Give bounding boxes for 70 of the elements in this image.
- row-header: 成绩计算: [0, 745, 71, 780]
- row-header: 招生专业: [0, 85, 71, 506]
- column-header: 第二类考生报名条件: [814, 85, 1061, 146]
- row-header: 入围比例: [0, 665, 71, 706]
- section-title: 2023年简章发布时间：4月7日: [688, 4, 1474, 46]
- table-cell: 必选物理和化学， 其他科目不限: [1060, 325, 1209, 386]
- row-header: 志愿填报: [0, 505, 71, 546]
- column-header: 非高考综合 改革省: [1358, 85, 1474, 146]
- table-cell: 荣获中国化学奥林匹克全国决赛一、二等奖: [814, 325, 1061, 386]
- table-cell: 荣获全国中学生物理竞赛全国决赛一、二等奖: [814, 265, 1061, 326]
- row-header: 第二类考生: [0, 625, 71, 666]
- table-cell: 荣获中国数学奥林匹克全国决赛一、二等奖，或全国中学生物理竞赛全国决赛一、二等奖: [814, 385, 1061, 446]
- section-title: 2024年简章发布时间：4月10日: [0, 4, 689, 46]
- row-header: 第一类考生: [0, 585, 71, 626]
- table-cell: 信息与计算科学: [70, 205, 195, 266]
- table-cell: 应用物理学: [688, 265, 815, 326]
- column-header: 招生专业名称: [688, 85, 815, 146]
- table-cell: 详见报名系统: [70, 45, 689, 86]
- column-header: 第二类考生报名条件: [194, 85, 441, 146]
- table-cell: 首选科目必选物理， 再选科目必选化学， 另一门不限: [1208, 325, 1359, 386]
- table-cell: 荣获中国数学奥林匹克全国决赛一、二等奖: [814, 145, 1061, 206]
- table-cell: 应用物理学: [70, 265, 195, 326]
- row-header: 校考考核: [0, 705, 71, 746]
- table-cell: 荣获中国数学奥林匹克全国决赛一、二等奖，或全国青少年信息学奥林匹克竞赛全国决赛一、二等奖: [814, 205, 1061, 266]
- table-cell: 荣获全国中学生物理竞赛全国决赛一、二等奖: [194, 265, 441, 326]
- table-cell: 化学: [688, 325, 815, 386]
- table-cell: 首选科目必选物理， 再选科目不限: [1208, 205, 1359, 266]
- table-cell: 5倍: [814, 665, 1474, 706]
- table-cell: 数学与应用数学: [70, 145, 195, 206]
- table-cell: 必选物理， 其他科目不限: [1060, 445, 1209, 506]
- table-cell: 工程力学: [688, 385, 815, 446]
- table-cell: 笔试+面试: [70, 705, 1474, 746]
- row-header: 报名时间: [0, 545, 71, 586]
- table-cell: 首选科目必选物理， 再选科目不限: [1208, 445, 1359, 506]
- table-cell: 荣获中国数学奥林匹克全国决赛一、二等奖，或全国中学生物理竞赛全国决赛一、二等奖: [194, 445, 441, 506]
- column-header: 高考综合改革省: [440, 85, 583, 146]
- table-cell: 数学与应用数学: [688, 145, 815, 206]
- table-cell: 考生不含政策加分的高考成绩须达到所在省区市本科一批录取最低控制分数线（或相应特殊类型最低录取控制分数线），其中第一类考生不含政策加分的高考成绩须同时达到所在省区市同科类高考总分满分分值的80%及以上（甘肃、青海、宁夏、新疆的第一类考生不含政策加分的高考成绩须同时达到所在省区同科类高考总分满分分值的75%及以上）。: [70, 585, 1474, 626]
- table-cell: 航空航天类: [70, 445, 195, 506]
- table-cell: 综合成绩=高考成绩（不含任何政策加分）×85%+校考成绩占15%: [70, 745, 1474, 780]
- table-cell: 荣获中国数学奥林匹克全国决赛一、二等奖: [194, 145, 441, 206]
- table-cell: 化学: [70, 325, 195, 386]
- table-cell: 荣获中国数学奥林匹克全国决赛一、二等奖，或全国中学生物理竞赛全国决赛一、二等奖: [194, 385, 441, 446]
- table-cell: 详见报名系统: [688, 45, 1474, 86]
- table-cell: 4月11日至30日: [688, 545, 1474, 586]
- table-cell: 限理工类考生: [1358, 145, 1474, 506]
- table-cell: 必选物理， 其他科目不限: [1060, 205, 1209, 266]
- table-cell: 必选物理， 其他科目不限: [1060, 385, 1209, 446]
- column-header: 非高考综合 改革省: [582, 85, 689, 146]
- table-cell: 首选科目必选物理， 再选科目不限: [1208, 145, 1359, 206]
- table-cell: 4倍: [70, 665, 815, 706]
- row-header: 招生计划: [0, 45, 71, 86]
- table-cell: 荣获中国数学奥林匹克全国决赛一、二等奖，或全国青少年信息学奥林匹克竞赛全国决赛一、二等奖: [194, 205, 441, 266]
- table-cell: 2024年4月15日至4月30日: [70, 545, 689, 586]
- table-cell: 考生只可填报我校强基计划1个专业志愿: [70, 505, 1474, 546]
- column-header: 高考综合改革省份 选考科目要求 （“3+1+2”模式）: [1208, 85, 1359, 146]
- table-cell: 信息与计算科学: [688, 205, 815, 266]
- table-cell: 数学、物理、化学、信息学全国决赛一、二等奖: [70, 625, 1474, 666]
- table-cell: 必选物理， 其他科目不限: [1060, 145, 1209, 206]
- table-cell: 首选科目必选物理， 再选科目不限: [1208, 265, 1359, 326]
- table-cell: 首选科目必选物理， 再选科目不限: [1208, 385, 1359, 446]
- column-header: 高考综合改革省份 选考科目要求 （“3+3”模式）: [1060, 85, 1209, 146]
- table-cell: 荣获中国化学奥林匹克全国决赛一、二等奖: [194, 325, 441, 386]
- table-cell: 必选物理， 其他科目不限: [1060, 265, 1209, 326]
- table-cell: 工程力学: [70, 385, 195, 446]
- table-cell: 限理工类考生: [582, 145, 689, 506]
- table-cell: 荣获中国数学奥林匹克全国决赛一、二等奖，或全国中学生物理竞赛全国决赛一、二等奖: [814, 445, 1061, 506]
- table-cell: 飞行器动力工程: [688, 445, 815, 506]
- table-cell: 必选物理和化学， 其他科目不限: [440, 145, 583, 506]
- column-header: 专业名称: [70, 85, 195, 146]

════════════════════

### Your instructions
Output every line of the data above without changing anything.

### The answer
Give bounding boxes for 70 of the elements in this image.
- row-header: 成绩计算: [0, 745, 71, 780]
- row-header: 招生专业: [0, 85, 71, 506]
- column-header: 第二类考生报名条件: [814, 85, 1061, 146]
- row-header: 入围比例: [0, 665, 71, 706]
- section-title: 2023年简章发布时间：4月7日: [688, 4, 1474, 46]
- table-cell: 必选物理和化学， 其他科目不限: [1060, 325, 1209, 386]
- row-header: 志愿填报: [0, 505, 71, 546]
- column-header: 非高考综合 改革省: [1358, 85, 1474, 146]
- table-cell: 荣获中国化学奥林匹克全国决赛一、二等奖: [814, 325, 1061, 386]
- table-cell: 荣获全国中学生物理竞赛全国决赛一、二等奖: [814, 265, 1061, 326]
- row-header: 第二类考生: [0, 625, 71, 666]
- table-cell: 荣获中国数学奥林匹克全国决赛一、二等奖，或全国中学生物理竞赛全国决赛一、二等奖: [814, 385, 1061, 446]
- section-title: 2024年简章发布时间：4月10日: [0, 4, 689, 46]
- row-header: 第一类考生: [0, 585, 71, 626]
- table-cell: 信息与计算科学: [70, 205, 195, 266]
- table-cell: 应用物理学: [688, 265, 815, 326]
- column-header: 招生专业名称: [688, 85, 815, 146]
- table-cell: 详见报名系统: [70, 45, 689, 86]
- column-header: 第二类考生报名条件: [194, 85, 441, 146]
- table-cell: 首选科目必选物理， 再选科目必选化学， 另一门不限: [1208, 325, 1359, 386]
- table-cell: 荣获中国数学奥林匹克全国决赛一、二等奖: [814, 145, 1061, 206]
- table-cell: 应用物理学: [70, 265, 195, 326]
- row-header: 校考考核: [0, 705, 71, 746]
- table-cell: 荣获中国数学奥林匹克全国决赛一、二等奖，或全国青少年信息学奥林匹克竞赛全国决赛一、二等奖: [814, 205, 1061, 266]
- table-cell: 荣获全国中学生物理竞赛全国决赛一、二等奖: [194, 265, 441, 326]
- table-cell: 化学: [688, 325, 815, 386]
- table-cell: 首选科目必选物理， 再选科目不限: [1208, 205, 1359, 266]
- table-cell: 5倍: [814, 665, 1474, 706]
- table-cell: 数学与应用数学: [70, 145, 195, 206]
- table-cell: 必选物理， 其他科目不限: [1060, 445, 1209, 506]
- table-cell: 工程力学: [688, 385, 815, 446]
- table-cell: 笔试+面试: [70, 705, 1474, 746]
- row-header: 报名时间: [0, 545, 71, 586]
- table-cell: 首选科目必选物理， 再选科目不限: [1208, 445, 1359, 506]
- table-cell: 荣获中国数学奥林匹克全国决赛一、二等奖，或全国中学生物理竞赛全国决赛一、二等奖: [194, 445, 441, 506]
- column-header: 高考综合改革省: [440, 85, 583, 146]
- table-cell: 数学与应用数学: [688, 145, 815, 206]
- table-cell: 考生不含政策加分的高考成绩须达到所在省区市本科一批录取最低控制分数线（或相应特殊类型最低录取控制分数线），其中第一类考生不含政策加分的高考成绩须同时达到所在省区市同科类高考总分满分分值的80%及以上（甘肃、青海、宁夏、新疆的第一类考生不含政策加分的高考成绩须同时达到所在省区同科类高考总分满分分值的75%及以上）。: [70, 585, 1474, 626]
- table-cell: 航空航天类: [70, 445, 195, 506]
- table-cell: 综合成绩=高考成绩（不含任何政策加分）×85%+校考成绩占15%: [70, 745, 1474, 780]
- table-cell: 荣获中国数学奥林匹克全国决赛一、二等奖: [194, 145, 441, 206]
- table-cell: 化学: [70, 325, 195, 386]
- table-cell: 荣获中国数学奥林匹克全国决赛一、二等奖，或全国中学生物理竞赛全国决赛一、二等奖: [194, 385, 441, 446]
- table-cell: 详见报名系统: [688, 45, 1474, 86]
- table-cell: 4月11日至30日: [688, 545, 1474, 586]
- table-cell: 限理工类考生: [1358, 145, 1474, 506]
- table-cell: 必选物理， 其他科目不限: [1060, 205, 1209, 266]
- table-cell: 必选物理， 其他科目不限: [1060, 385, 1209, 446]
- column-header: 非高考综合 改革省: [582, 85, 689, 146]
- table-cell: 首选科目必选物理， 再选科目不限: [1208, 145, 1359, 206]
- table-cell: 4倍: [70, 665, 815, 706]
- row-header: 招生计划: [0, 45, 71, 86]
- table-cell: 荣获中国数学奥林匹克全国决赛一、二等奖，或全国青少年信息学奥林匹克竞赛全国决赛一、二等奖: [194, 205, 441, 266]
- table-cell: 2024年4月15日至4月30日: [70, 545, 689, 586]
- table-cell: 考生只可填报我校强基计划1个专业志愿: [70, 505, 1474, 546]
- column-header: 高考综合改革省份 选考科目要求 （“3+1+2”模式）: [1208, 85, 1359, 146]
- table-cell: 信息与计算科学: [688, 205, 815, 266]
- table-cell: 数学、物理、化学、信息学全国决赛一、二等奖: [70, 625, 1474, 666]
- table-cell: 必选物理， 其他科目不限: [1060, 145, 1209, 206]
- table-cell: 首选科目必选物理， 再选科目不限: [1208, 265, 1359, 326]
- table-cell: 首选科目必选物理， 再选科目不限: [1208, 385, 1359, 446]
- column-header: 高考综合改革省份 选考科目要求 （“3+3”模式）: [1060, 85, 1209, 146]
- table-cell: 荣获中国化学奥林匹克全国决赛一、二等奖: [194, 325, 441, 386]
- table-cell: 必选物理， 其他科目不限: [1060, 265, 1209, 326]
- table-cell: 工程力学: [70, 385, 195, 446]
- table-cell: 限理工类考生: [582, 145, 689, 506]
- table-cell: 荣获中国数学奥林匹克全国决赛一、二等奖，或全国中学生物理竞赛全国决赛一、二等奖: [814, 445, 1061, 506]
- table-cell: 飞行器动力工程: [688, 445, 815, 506]
- table-cell: 必选物理和化学， 其他科目不限: [440, 145, 583, 506]
- column-header: 专业名称: [70, 85, 195, 146]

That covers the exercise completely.